PROVIDED MATERIAL
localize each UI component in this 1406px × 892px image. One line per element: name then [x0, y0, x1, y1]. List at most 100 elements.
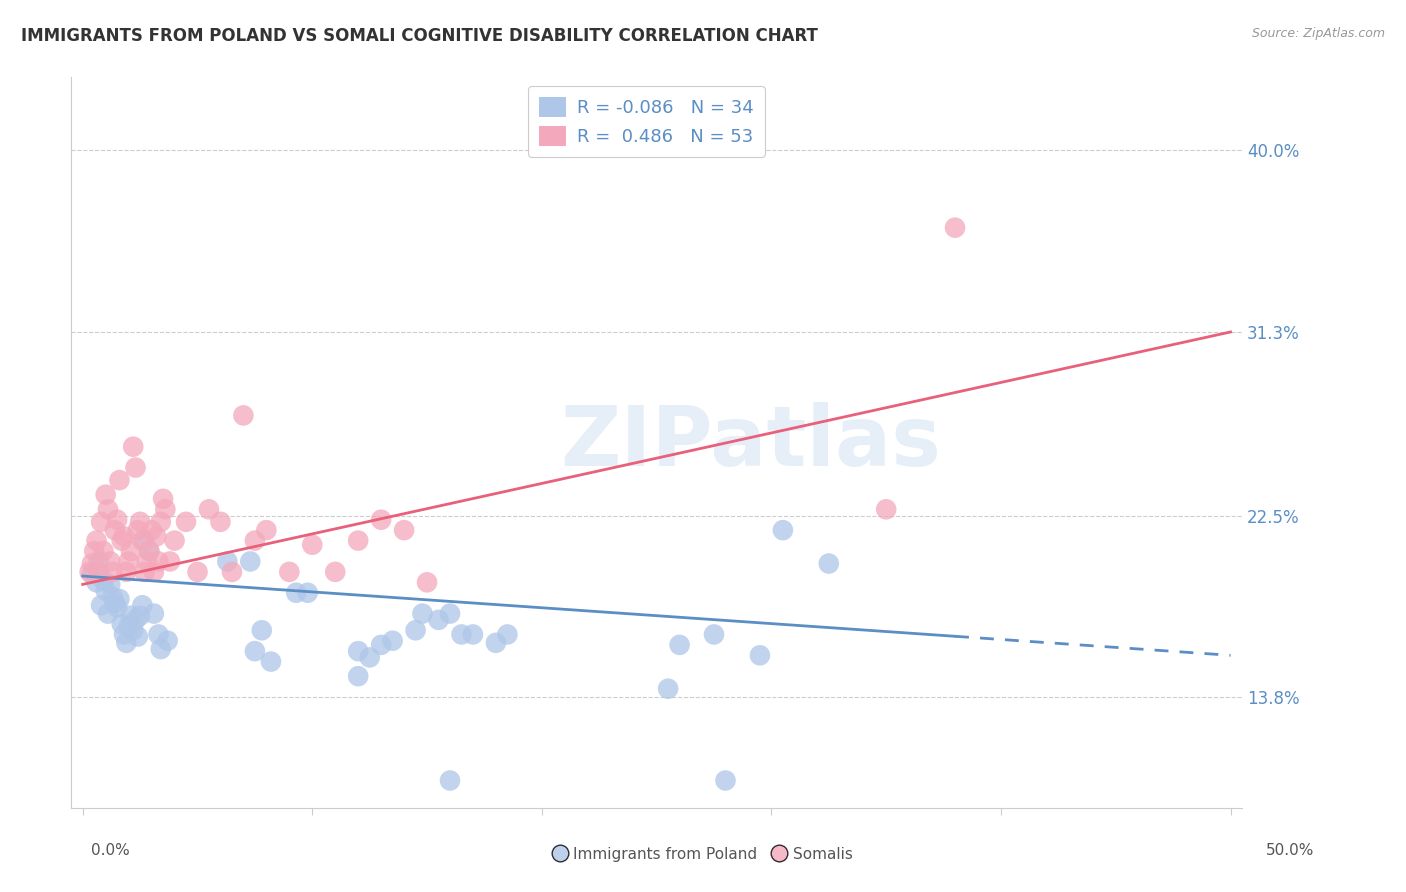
Point — [97, 607, 120, 621]
Point — [875, 502, 897, 516]
Point — [124, 460, 146, 475]
Point — [138, 544, 160, 558]
Point — [278, 565, 301, 579]
Point — [748, 648, 770, 663]
Point — [186, 565, 208, 579]
Point — [405, 624, 427, 638]
Point — [105, 600, 128, 615]
Point — [115, 636, 138, 650]
Point — [254, 523, 277, 537]
Point — [243, 644, 266, 658]
Point — [86, 575, 108, 590]
Text: Source: ZipAtlas.com: Source: ZipAtlas.com — [1251, 27, 1385, 40]
Point — [124, 613, 146, 627]
Point — [243, 533, 266, 548]
Point — [120, 544, 142, 558]
Point — [159, 554, 181, 568]
Point — [439, 607, 461, 621]
Point — [943, 220, 966, 235]
Point — [485, 636, 508, 650]
Point — [101, 590, 124, 604]
Point — [392, 523, 415, 537]
Point — [359, 650, 381, 665]
Point — [93, 544, 115, 558]
Point — [152, 491, 174, 506]
Point — [416, 575, 439, 590]
Point — [163, 533, 186, 548]
Text: 50.0%: 50.0% — [1267, 843, 1315, 858]
Point — [94, 488, 117, 502]
Point — [80, 566, 103, 581]
Point — [108, 592, 131, 607]
Point — [105, 513, 128, 527]
Point — [323, 565, 346, 579]
Point — [347, 644, 370, 658]
Point — [232, 409, 254, 423]
Text: IMMIGRANTS FROM POLAND VS SOMALI COGNITIVE DISABILITY CORRELATION CHART: IMMIGRANTS FROM POLAND VS SOMALI COGNITI… — [21, 27, 818, 45]
Point — [120, 608, 142, 623]
Point — [427, 613, 450, 627]
Point — [411, 607, 433, 621]
Point — [250, 624, 273, 638]
Point — [115, 565, 138, 579]
Point — [104, 596, 127, 610]
Legend: R = -0.086   N = 34, R =  0.486   N = 53: R = -0.086 N = 34, R = 0.486 N = 53 — [529, 87, 765, 157]
Point — [134, 565, 156, 579]
Point — [131, 533, 153, 548]
Point — [817, 557, 839, 571]
Legend: Immigrants from Poland, Somalis: Immigrants from Poland, Somalis — [547, 840, 859, 868]
Point — [148, 627, 170, 641]
Point — [97, 502, 120, 516]
Point — [370, 513, 392, 527]
Point — [122, 440, 145, 454]
Point — [104, 523, 127, 537]
Point — [90, 599, 112, 613]
Point — [101, 565, 124, 579]
Point — [142, 565, 165, 579]
Point — [148, 554, 170, 568]
Point — [142, 607, 165, 621]
Point — [370, 638, 392, 652]
Point — [122, 624, 145, 638]
Point — [496, 627, 519, 641]
Point — [149, 642, 172, 657]
Point — [221, 565, 243, 579]
Point — [127, 523, 149, 537]
Point — [239, 554, 262, 568]
Point — [301, 538, 323, 552]
Point — [260, 655, 283, 669]
Point — [347, 533, 370, 548]
Point — [217, 554, 239, 568]
Point — [111, 617, 134, 632]
Point — [714, 773, 737, 788]
Point — [86, 533, 108, 548]
Point — [136, 554, 159, 568]
Point — [87, 554, 110, 568]
Point — [772, 523, 794, 537]
Point — [90, 515, 112, 529]
Point — [93, 573, 115, 587]
Point — [94, 583, 117, 598]
Point — [174, 515, 197, 529]
Point — [450, 627, 472, 641]
Point — [129, 608, 152, 623]
Point — [156, 633, 179, 648]
Point — [134, 533, 156, 548]
Point — [138, 544, 160, 558]
Point — [439, 773, 461, 788]
Point — [129, 515, 152, 529]
Point — [668, 638, 690, 652]
Point — [347, 669, 370, 683]
Point — [297, 586, 319, 600]
Point — [381, 633, 404, 648]
Point — [149, 515, 172, 529]
Point — [285, 586, 308, 600]
Point — [198, 502, 221, 516]
Point — [117, 619, 139, 633]
Text: ZIPatlas: ZIPatlas — [560, 402, 941, 483]
Point — [117, 554, 139, 568]
Point — [145, 529, 167, 543]
Point — [155, 502, 177, 516]
Point — [111, 533, 134, 548]
Point — [108, 473, 131, 487]
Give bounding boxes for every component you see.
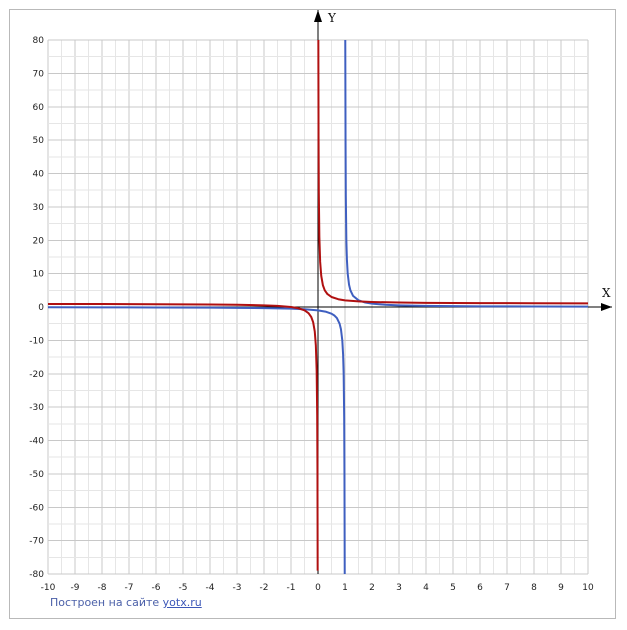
x-tick-label: -10 bbox=[41, 583, 56, 593]
credit-line: Построен на сайте yotx.ru bbox=[50, 596, 202, 609]
y-tick-label: -50 bbox=[29, 470, 44, 480]
credit-link[interactable]: yotx.ru bbox=[162, 596, 202, 609]
chart-frame bbox=[9, 9, 616, 619]
y-tick-label: -80 bbox=[29, 570, 44, 580]
x-axis-arrow bbox=[601, 303, 612, 311]
y-tick-label: 80 bbox=[33, 36, 45, 46]
x-tick-label: 7 bbox=[504, 583, 510, 593]
x-tick-labels: -10 -9 -8 -7 -6 -5 -4 -3 -2 -1 0 1 2 3 4 5 6 7 8 9 10 bbox=[41, 583, 594, 593]
x-tick-label: -4 bbox=[206, 583, 215, 593]
x-tick-label: -1 bbox=[287, 583, 296, 593]
series-curves bbox=[47, 39, 589, 575]
x-tick-label: 0 bbox=[315, 583, 321, 593]
x-tick-label: 5 bbox=[450, 583, 456, 593]
y-tick-label: -30 bbox=[29, 403, 44, 413]
y-axis-label: Y bbox=[327, 11, 337, 25]
y-tick-label: 30 bbox=[33, 203, 45, 213]
y-tick-label: 10 bbox=[33, 270, 45, 280]
x-tick-label: 4 bbox=[423, 583, 429, 593]
y-tick-labels: 80 70 60 50 40 30 20 10 0 -10 -20 -30 -40 -50 -60 -70 -8… bbox=[29, 36, 44, 580]
x-tick-label: -3 bbox=[233, 583, 242, 593]
x-tick-label: -2 bbox=[260, 583, 269, 593]
series-2-branch-2 bbox=[317, 39, 589, 305]
x-axis-label: X bbox=[602, 286, 611, 300]
x-tick-label: 6 bbox=[477, 583, 483, 593]
y-tick-label: -40 bbox=[29, 437, 44, 447]
y-tick-label: 0 bbox=[38, 303, 44, 313]
x-tick-label: -5 bbox=[179, 583, 188, 593]
series-2-branch-1 bbox=[47, 303, 319, 571]
credit-text: Построен на сайте bbox=[50, 596, 163, 609]
series-1-branch-2 bbox=[344, 39, 589, 308]
y-tick-label: -20 bbox=[29, 370, 44, 380]
series-1-branch-1 bbox=[47, 306, 346, 575]
x-tick-label: 8 bbox=[531, 583, 537, 593]
x-tick-label: 10 bbox=[582, 583, 594, 593]
y-tick-label: 70 bbox=[33, 69, 45, 79]
axes bbox=[48, 10, 612, 574]
y-tick-label: 40 bbox=[33, 170, 45, 180]
x-tick-label: -6 bbox=[152, 583, 161, 593]
x-tick-label: 9 bbox=[558, 583, 564, 593]
x-tick-label: -7 bbox=[125, 583, 134, 593]
y-tick-label: -60 bbox=[29, 503, 44, 513]
y-tick-label: -70 bbox=[29, 537, 44, 547]
x-tick-label: 3 bbox=[396, 583, 402, 593]
x-tick-label: 1 bbox=[342, 583, 348, 593]
x-tick-label: 2 bbox=[369, 583, 375, 593]
x-tick-label: -8 bbox=[98, 583, 107, 593]
y-tick-label: 20 bbox=[33, 236, 45, 246]
y-tick-label: 50 bbox=[33, 136, 45, 146]
y-axis-arrow bbox=[314, 10, 322, 22]
y-tick-label: 60 bbox=[33, 103, 45, 113]
x-tick-label: -9 bbox=[71, 583, 80, 593]
y-tick-label: -10 bbox=[29, 336, 44, 346]
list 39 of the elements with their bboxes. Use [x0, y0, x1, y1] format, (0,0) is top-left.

EXERCISE PROMPT
Copy every line of the listing above without any changes, and leave the pictures out of your copy.

WRITTEN REPLY
localize each UI component in this 1406px × 892px image. One line per element: name then [x0, y0, x1, y1]. List at most 100 elements.
Point — [97, 607, 120, 621]
Point — [875, 502, 897, 516]
Point — [124, 460, 146, 475]
Point — [138, 544, 160, 558]
Point — [278, 565, 301, 579]
Point — [748, 648, 770, 663]
Point — [186, 565, 208, 579]
Point — [405, 624, 427, 638]
Point — [105, 600, 128, 615]
Point — [115, 636, 138, 650]
Point — [254, 523, 277, 537]
Point — [243, 644, 266, 658]
Point — [86, 575, 108, 590]
Text: Source: ZipAtlas.com: Source: ZipAtlas.com — [1251, 27, 1385, 40]
Point — [124, 613, 146, 627]
Point — [243, 533, 266, 548]
Point — [120, 544, 142, 558]
Point — [159, 554, 181, 568]
Point — [439, 607, 461, 621]
Point — [943, 220, 966, 235]
Point — [485, 636, 508, 650]
Point — [101, 590, 124, 604]
Point — [392, 523, 415, 537]
Point — [359, 650, 381, 665]
Point — [93, 544, 115, 558]
Point — [152, 491, 174, 506]
Point — [416, 575, 439, 590]
Point — [163, 533, 186, 548]
Text: 50.0%: 50.0% — [1267, 843, 1315, 858]
Point — [94, 488, 117, 502]
Point — [80, 566, 103, 581]
Point — [108, 592, 131, 607]
Point — [105, 513, 128, 527]
Point — [323, 565, 346, 579]
Point — [347, 644, 370, 658]
Point — [232, 409, 254, 423]
Text: IMMIGRANTS FROM POLAND VS SOMALI COGNITIVE DISABILITY CORRELATION CHART: IMMIGRANTS FROM POLAND VS SOMALI COGNITI… — [21, 27, 818, 45]
Point — [120, 608, 142, 623]
Point — [427, 613, 450, 627]
Point — [411, 607, 433, 621]
Point — [250, 624, 273, 638]
Point — [115, 565, 138, 579]
Point — [104, 596, 127, 610]
Legend: R = -0.086   N = 34, R =  0.486   N = 53: R = -0.086 N = 34, R = 0.486 N = 53 — [529, 87, 765, 157]
Point — [134, 565, 156, 579]
Point — [131, 533, 153, 548]
Point — [817, 557, 839, 571]
Legend: Immigrants from Poland, Somalis: Immigrants from Poland, Somalis — [547, 840, 859, 868]
Point — [148, 627, 170, 641]
Point — [97, 502, 120, 516]
Point — [370, 513, 392, 527]
Point — [122, 440, 145, 454]
Point — [104, 523, 127, 537]
Point — [90, 599, 112, 613]
Point — [101, 565, 124, 579]
Point — [142, 565, 165, 579]
Point — [148, 554, 170, 568]
Point — [142, 607, 165, 621]
Point — [370, 638, 392, 652]
Point — [122, 624, 145, 638]
Point — [496, 627, 519, 641]
Point — [149, 642, 172, 657]
Point — [221, 565, 243, 579]
Point — [127, 523, 149, 537]
Point — [239, 554, 262, 568]
Point — [301, 538, 323, 552]
Point — [260, 655, 283, 669]
Point — [347, 533, 370, 548]
Point — [217, 554, 239, 568]
Point — [111, 617, 134, 632]
Point — [714, 773, 737, 788]
Point — [86, 533, 108, 548]
Point — [136, 554, 159, 568]
Point — [87, 554, 110, 568]
Point — [772, 523, 794, 537]
Point — [90, 515, 112, 529]
Point — [93, 573, 115, 587]
Point — [94, 583, 117, 598]
Point — [174, 515, 197, 529]
Point — [450, 627, 472, 641]
Point — [129, 608, 152, 623]
Point — [156, 633, 179, 648]
Point — [134, 533, 156, 548]
Point — [138, 544, 160, 558]
Point — [439, 773, 461, 788]
Point — [129, 515, 152, 529]
Point — [668, 638, 690, 652]
Point — [347, 669, 370, 683]
Point — [297, 586, 319, 600]
Point — [381, 633, 404, 648]
Point — [149, 515, 172, 529]
Point — [285, 586, 308, 600]
Point — [198, 502, 221, 516]
Point — [117, 619, 139, 633]
Text: ZIPatlas: ZIPatlas — [560, 402, 941, 483]
Point — [117, 554, 139, 568]
Point — [145, 529, 167, 543]
Point — [155, 502, 177, 516]
Point — [111, 533, 134, 548]
Point — [108, 473, 131, 487]
Give bounding boxes for every component you see.
x-tick-label: -10 bbox=[41, 583, 56, 593]
credit-line: Построен на сайте yotx.ru bbox=[50, 596, 202, 609]
y-tick-label: -50 bbox=[29, 470, 44, 480]
credit-link[interactable]: yotx.ru bbox=[162, 596, 202, 609]
chart-frame bbox=[9, 9, 616, 619]
y-tick-label: -80 bbox=[29, 570, 44, 580]
x-axis-arrow bbox=[601, 303, 612, 311]
y-tick-label: 80 bbox=[33, 36, 45, 46]
x-tick-label: 7 bbox=[504, 583, 510, 593]
x-tick-labels: -10 -9 -8 -7 -6 -5 -4 -3 -2 -1 0 1 2 3 4 5 6 7 8 9 10 bbox=[41, 583, 594, 593]
x-tick-label: -4 bbox=[206, 583, 215, 593]
x-tick-label: -1 bbox=[287, 583, 296, 593]
series-curves bbox=[47, 39, 589, 575]
x-tick-label: 0 bbox=[315, 583, 321, 593]
x-tick-label: 5 bbox=[450, 583, 456, 593]
y-tick-label: -30 bbox=[29, 403, 44, 413]
y-axis-label: Y bbox=[327, 11, 337, 25]
y-tick-label: 30 bbox=[33, 203, 45, 213]
y-tick-label: 10 bbox=[33, 270, 45, 280]
x-tick-label: 4 bbox=[423, 583, 429, 593]
y-tick-labels: 80 70 60 50 40 30 20 10 0 -10 -20 -30 -40 -50 -60 -70 -8… bbox=[29, 36, 44, 580]
x-tick-label: -3 bbox=[233, 583, 242, 593]
x-tick-label: -2 bbox=[260, 583, 269, 593]
series-2-branch-2 bbox=[317, 39, 589, 305]
x-axis-label: X bbox=[602, 286, 611, 300]
x-tick-label: 6 bbox=[477, 583, 483, 593]
y-tick-label: -40 bbox=[29, 437, 44, 447]
y-tick-label: 0 bbox=[38, 303, 44, 313]
x-tick-label: -5 bbox=[179, 583, 188, 593]
series-2-branch-1 bbox=[47, 303, 319, 571]
credit-text: Построен на сайте bbox=[50, 596, 163, 609]
series-1-branch-2 bbox=[344, 39, 589, 308]
y-tick-label: -20 bbox=[29, 370, 44, 380]
series-1-branch-1 bbox=[47, 306, 346, 575]
x-tick-label: 8 bbox=[531, 583, 537, 593]
x-tick-label: 10 bbox=[582, 583, 594, 593]
y-tick-label: 70 bbox=[33, 69, 45, 79]
axes bbox=[48, 10, 612, 574]
y-tick-label: 40 bbox=[33, 170, 45, 180]
x-tick-label: -6 bbox=[152, 583, 161, 593]
x-tick-label: 9 bbox=[558, 583, 564, 593]
x-tick-label: -7 bbox=[125, 583, 134, 593]
y-tick-label: -60 bbox=[29, 503, 44, 513]
y-tick-label: -70 bbox=[29, 537, 44, 547]
x-tick-label: 3 bbox=[396, 583, 402, 593]
x-tick-label: 1 bbox=[342, 583, 348, 593]
x-tick-label: 2 bbox=[369, 583, 375, 593]
x-tick-label: -8 bbox=[98, 583, 107, 593]
y-tick-label: 20 bbox=[33, 236, 45, 246]
y-tick-label: 50 bbox=[33, 136, 45, 146]
y-axis-arrow bbox=[314, 10, 322, 22]
y-tick-label: 60 bbox=[33, 103, 45, 113]
x-tick-label: -9 bbox=[71, 583, 80, 593]
y-tick-label: -10 bbox=[29, 336, 44, 346]
list 39 of the elements with their bboxes. Use [x0, y0, x1, y1] format, (0,0) is top-left.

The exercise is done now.